## Exercise description
Report the number of lines containing "gasPrice", with no other words.

## Exercise data
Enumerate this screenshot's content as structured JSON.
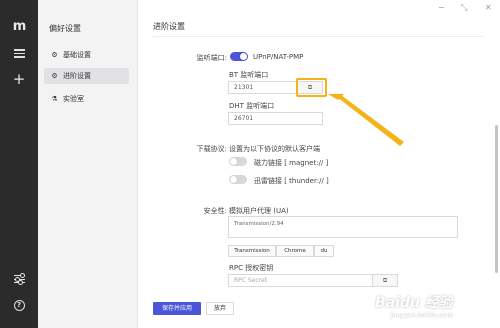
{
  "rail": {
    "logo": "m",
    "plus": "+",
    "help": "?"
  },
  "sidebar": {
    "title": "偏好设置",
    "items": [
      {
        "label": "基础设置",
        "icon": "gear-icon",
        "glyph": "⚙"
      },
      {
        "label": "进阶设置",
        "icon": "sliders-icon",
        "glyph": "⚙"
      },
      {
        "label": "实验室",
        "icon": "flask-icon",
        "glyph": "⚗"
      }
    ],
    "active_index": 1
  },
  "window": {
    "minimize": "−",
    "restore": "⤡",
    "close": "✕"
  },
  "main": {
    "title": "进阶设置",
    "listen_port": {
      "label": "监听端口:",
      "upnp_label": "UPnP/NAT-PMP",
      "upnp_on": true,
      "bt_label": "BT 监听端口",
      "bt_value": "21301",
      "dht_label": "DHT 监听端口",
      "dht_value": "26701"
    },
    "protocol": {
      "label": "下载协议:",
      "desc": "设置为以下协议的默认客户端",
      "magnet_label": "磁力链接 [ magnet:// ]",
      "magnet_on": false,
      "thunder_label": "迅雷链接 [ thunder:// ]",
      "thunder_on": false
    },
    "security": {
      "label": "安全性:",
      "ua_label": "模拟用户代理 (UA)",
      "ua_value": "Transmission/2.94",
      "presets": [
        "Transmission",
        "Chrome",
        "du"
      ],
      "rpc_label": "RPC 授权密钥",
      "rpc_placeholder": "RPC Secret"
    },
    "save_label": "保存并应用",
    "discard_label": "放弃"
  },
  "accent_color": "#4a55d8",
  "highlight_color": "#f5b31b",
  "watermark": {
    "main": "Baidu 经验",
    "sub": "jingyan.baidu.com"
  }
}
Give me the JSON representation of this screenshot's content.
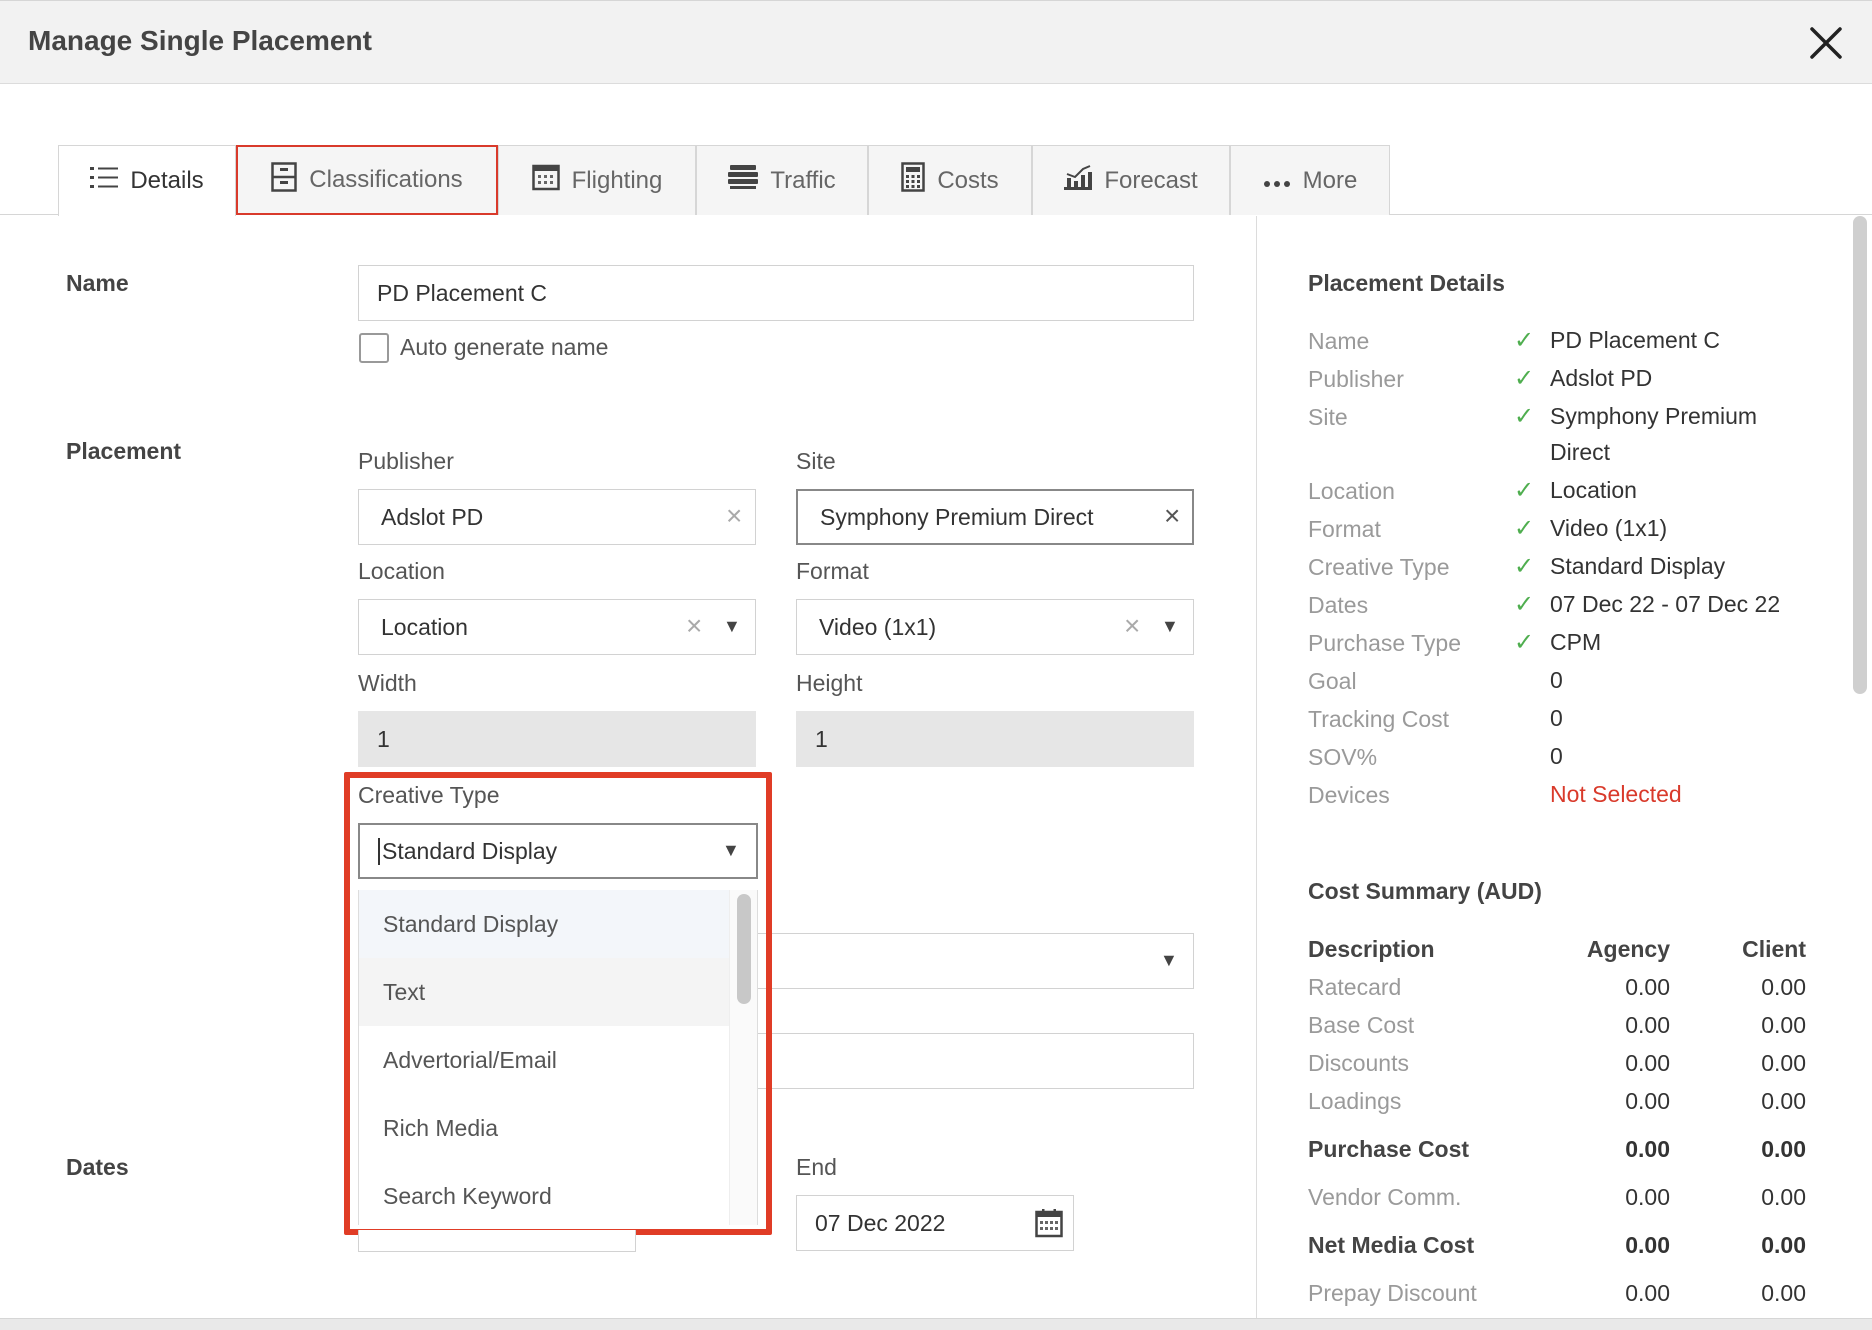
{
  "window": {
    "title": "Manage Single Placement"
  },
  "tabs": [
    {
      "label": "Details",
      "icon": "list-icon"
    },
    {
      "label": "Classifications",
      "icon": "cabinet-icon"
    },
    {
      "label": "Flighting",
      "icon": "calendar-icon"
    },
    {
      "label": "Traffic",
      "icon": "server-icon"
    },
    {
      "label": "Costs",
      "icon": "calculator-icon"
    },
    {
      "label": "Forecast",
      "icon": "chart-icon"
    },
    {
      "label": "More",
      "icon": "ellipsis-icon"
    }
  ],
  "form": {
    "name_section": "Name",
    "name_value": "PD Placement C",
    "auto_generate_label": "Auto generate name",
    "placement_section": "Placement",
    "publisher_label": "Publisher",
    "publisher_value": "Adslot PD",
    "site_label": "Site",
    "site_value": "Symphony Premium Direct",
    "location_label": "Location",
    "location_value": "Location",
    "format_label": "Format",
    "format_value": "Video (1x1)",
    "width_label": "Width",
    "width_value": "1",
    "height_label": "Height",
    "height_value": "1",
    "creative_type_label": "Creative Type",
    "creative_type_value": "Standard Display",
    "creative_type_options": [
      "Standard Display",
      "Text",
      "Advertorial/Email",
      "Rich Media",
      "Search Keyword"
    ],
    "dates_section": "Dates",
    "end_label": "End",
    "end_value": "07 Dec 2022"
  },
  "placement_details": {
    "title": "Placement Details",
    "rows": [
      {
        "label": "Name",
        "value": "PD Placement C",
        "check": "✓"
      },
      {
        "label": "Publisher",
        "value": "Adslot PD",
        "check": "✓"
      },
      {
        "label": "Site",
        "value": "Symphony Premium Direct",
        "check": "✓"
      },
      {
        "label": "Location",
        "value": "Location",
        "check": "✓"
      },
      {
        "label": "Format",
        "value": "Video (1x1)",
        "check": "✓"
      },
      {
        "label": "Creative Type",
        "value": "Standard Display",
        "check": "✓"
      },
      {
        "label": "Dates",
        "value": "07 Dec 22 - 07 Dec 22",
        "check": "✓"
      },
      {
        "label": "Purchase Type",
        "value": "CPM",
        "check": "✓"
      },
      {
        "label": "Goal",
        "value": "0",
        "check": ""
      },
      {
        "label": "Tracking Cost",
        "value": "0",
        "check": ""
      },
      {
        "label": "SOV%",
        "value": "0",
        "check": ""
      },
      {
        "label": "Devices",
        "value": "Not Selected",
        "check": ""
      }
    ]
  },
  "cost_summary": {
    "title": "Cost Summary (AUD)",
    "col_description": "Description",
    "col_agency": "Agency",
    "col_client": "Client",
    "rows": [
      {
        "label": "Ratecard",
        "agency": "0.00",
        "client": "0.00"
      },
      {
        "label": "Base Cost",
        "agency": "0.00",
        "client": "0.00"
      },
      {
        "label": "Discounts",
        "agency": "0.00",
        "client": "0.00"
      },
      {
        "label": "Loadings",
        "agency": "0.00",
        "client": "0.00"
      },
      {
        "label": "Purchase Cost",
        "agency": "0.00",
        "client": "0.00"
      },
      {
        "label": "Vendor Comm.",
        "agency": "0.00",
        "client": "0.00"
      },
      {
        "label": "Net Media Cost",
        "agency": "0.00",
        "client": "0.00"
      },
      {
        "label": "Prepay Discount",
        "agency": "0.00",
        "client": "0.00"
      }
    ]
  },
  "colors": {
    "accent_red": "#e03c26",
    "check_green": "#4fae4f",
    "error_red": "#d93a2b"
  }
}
--
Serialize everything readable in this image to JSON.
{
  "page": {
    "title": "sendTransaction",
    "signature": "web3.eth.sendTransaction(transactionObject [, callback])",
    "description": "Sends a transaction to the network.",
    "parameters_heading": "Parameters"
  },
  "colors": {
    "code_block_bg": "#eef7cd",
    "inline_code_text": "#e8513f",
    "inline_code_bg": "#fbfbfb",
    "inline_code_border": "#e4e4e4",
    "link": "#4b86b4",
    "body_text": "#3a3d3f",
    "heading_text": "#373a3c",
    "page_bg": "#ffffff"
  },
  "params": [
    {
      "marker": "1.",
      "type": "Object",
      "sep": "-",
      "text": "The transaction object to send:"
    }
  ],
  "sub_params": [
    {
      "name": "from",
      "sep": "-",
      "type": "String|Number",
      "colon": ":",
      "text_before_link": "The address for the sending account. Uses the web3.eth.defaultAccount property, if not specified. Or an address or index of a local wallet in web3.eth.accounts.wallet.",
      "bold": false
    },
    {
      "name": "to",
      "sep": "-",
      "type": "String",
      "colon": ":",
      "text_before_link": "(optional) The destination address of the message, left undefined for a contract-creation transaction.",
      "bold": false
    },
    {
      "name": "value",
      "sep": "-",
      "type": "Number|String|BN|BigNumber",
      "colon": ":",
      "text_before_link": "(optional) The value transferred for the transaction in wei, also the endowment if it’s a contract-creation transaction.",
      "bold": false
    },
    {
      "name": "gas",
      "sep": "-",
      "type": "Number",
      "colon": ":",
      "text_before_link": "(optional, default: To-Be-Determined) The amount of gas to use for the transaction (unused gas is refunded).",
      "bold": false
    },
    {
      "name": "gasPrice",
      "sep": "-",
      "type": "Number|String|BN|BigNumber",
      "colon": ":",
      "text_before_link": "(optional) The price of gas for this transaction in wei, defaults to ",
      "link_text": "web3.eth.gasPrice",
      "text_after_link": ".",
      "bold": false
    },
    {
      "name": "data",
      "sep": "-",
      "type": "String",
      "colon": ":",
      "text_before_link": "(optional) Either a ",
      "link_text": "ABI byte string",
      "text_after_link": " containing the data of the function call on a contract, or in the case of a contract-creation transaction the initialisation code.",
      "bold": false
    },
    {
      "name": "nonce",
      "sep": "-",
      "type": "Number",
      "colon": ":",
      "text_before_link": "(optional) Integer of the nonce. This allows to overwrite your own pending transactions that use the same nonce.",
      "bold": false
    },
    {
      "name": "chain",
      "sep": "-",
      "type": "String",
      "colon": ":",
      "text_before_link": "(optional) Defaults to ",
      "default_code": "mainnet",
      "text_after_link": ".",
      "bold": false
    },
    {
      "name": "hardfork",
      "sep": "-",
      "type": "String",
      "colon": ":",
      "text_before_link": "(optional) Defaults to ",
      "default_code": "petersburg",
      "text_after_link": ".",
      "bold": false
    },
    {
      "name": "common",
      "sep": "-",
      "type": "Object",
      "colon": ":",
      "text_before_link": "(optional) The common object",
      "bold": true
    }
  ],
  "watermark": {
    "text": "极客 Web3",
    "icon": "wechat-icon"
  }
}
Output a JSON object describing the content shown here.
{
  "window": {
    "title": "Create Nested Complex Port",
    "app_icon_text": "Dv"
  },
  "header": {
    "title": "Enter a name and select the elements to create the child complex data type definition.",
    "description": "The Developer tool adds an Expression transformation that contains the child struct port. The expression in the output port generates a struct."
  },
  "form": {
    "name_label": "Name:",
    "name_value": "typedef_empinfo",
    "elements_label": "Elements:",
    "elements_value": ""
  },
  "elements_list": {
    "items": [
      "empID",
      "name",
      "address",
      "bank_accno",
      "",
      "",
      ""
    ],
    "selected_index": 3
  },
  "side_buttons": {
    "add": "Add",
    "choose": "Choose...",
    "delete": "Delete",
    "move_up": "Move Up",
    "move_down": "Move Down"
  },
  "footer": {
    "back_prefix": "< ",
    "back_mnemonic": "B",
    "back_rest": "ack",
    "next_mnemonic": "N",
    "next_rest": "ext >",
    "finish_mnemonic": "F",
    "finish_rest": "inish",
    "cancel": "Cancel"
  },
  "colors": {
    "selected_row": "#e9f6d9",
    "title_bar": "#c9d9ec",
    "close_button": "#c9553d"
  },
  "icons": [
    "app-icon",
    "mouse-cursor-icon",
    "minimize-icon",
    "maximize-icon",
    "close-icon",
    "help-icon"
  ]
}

## Task answer
2